▶ [WHAT IS REQUIRED]
Copy every line of the material below character for character, and omit the pictures from your copy.

▶ [STORED DATA]
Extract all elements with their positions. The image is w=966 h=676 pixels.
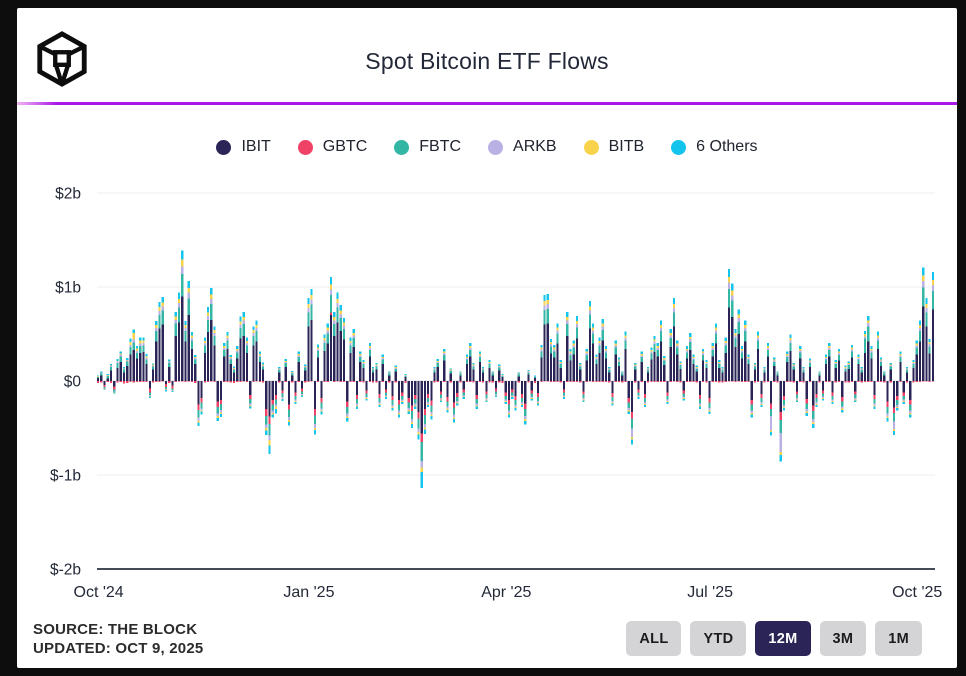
updated-text: UPDATED: OCT 9, 2025 [33,639,204,657]
range-button-1m[interactable]: 1M [875,621,922,656]
legend-item-arkb[interactable]: ARKB [488,138,557,156]
svg-text:Oct '24: Oct '24 [74,584,124,601]
svg-text:$0: $0 [64,374,82,391]
ibit-color-swatch-icon [216,139,232,155]
fbtc-color-swatch-icon [394,139,410,155]
legend-item-ibit[interactable]: IBIT [216,138,271,156]
others-color-swatch-icon [671,139,687,155]
svg-text:$-1b: $-1b [50,468,81,485]
svg-text:Oct '25: Oct '25 [892,584,942,601]
range-button-3m[interactable]: 3M [819,621,867,656]
svg-text:$-2b: $-2b [50,562,81,579]
legend-item-6-others[interactable]: 6 Others [671,138,758,156]
svg-text:$1b: $1b [55,280,81,297]
legend-label-ibit: IBIT [241,138,271,155]
legend-label-gbtc: GBTC [322,138,368,155]
bitb-color-swatch-icon [583,139,599,155]
chart-legend: IBIT GBTC FBTC ARKB BITB 6 Others [17,138,957,156]
legend-item-bitb[interactable]: BITB [583,138,645,156]
legend-label-6-others: 6 Others [696,138,758,155]
svg-text:$2b: $2b [55,186,81,203]
gbtc-color-swatch-icon [297,139,313,155]
source-text: SOURCE: THE BLOCK [33,621,198,638]
range-button-ytd[interactable]: YTD [690,621,747,656]
page-title: Spot Bitcoin ETF Flows [365,48,609,74]
svg-text:Jul '25: Jul '25 [687,584,733,601]
legend-label-bitb: BITB [608,138,645,155]
range-button-all[interactable]: ALL [626,621,682,656]
svg-text:Jan '25: Jan '25 [283,584,334,601]
legend-label-arkb: ARKB [513,138,557,155]
range-selector: ALL YTD 12M 3M 1M [626,621,922,656]
legend-item-fbtc[interactable]: FBTC [394,138,461,156]
legend-label-fbtc: FBTC [419,138,462,155]
svg-text:Apr '25: Apr '25 [481,584,531,601]
range-button-12m[interactable]: 12M [755,621,811,656]
flows-chart-plot[interactable]: $2b $1b $0 $-1b $-2b Oct '24 Jan '25 Apr '25 Jul… [17,8,957,668]
legend-item-gbtc[interactable]: GBTC [297,138,368,156]
the-block-logo-icon [37,31,87,87]
chart-card: Spot Bitcoin ETF Flows IBIT GBTC FBTC AR… [17,8,957,668]
accent-divider [17,102,957,105]
source-note: SOURCE: THE BLOCK UPDATED: OCT 9, 2025 [33,621,203,659]
arkb-color-swatch-icon [488,139,504,155]
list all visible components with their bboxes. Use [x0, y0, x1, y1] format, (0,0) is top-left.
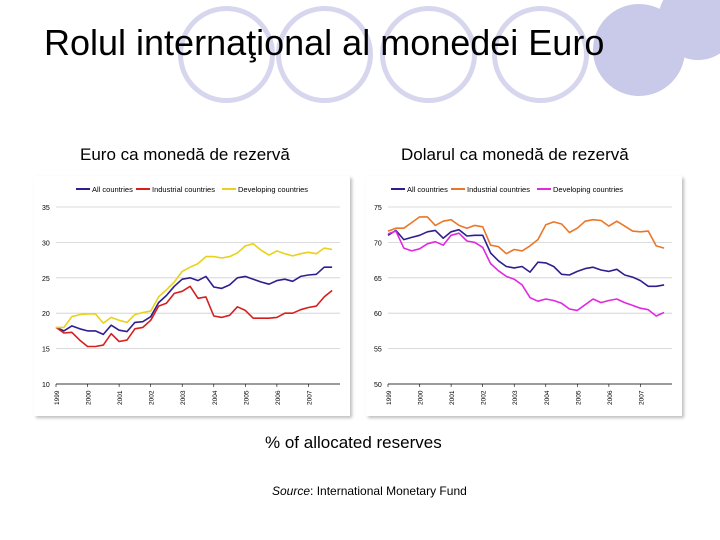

▶ [RESPONSE]
Extract all elements with their positions. The image is w=966 h=676 pixels.
updated-text: UPDATED: OCT 9, 2025 [33,639,204,657]
range-button-1m[interactable]: 1M [875,621,922,656]
legend-item-arkb[interactable]: ARKB [488,138,557,156]
svg-text:Oct '24: Oct '24 [74,584,124,601]
svg-text:$0: $0 [64,374,82,391]
ibit-color-swatch-icon [216,139,232,155]
fbtc-color-swatch-icon [394,139,410,155]
legend-item-ibit[interactable]: IBIT [216,138,271,156]
others-color-swatch-icon [671,139,687,155]
svg-text:$-1b: $-1b [50,468,81,485]
svg-text:Oct '25: Oct '25 [892,584,942,601]
range-button-3m[interactable]: 3M [819,621,867,656]
svg-text:$-2b: $-2b [50,562,81,579]
legend-item-6-others[interactable]: 6 Others [671,138,758,156]
svg-text:$1b: $1b [55,280,81,297]
legend-label-ibit: IBIT [241,138,271,155]
legend-label-gbtc: GBTC [322,138,368,155]
bitb-color-swatch-icon [583,139,599,155]
chart-legend: IBIT GBTC FBTC ARKB BITB 6 Others [17,138,957,156]
legend-item-bitb[interactable]: BITB [583,138,645,156]
legend-label-6-others: 6 Others [696,138,758,155]
svg-text:$2b: $2b [55,186,81,203]
gbtc-color-swatch-icon [297,139,313,155]
source-text: SOURCE: THE BLOCK [33,621,198,638]
range-button-ytd[interactable]: YTD [690,621,747,656]
page-title: Spot Bitcoin ETF Flows [365,48,609,74]
svg-text:Jul '25: Jul '25 [687,584,733,601]
legend-label-bitb: BITB [608,138,645,155]
range-button-all[interactable]: ALL [626,621,682,656]
svg-text:Jan '25: Jan '25 [283,584,334,601]
legend-label-arkb: ARKB [513,138,557,155]
range-selector: ALL YTD 12M 3M 1M [626,621,922,656]
legend-item-fbtc[interactable]: FBTC [394,138,461,156]
legend-label-fbtc: FBTC [419,138,462,155]
svg-text:Apr '25: Apr '25 [481,584,531,601]
range-button-12m[interactable]: 12M [755,621,811,656]
flows-chart-plot[interactable]: $2b $1b $0 $-1b $-2b Oct '24 Jan '25 Apr '25 Jul… [17,8,957,668]
legend-item-gbtc[interactable]: GBTC [297,138,368,156]
the-block-logo-icon [37,31,87,87]
chart-card: Spot Bitcoin ETF Flows IBIT GBTC FBTC AR… [17,8,957,668]
accent-divider [17,102,957,105]
source-note: SOURCE: THE BLOCK UPDATED: OCT 9, 2025 [33,621,203,659]
arkb-color-swatch-icon [488,139,504,155]
list all visible components with their bboxes. Use [x0, y0, x1, y1] format, (0,0) is top-left.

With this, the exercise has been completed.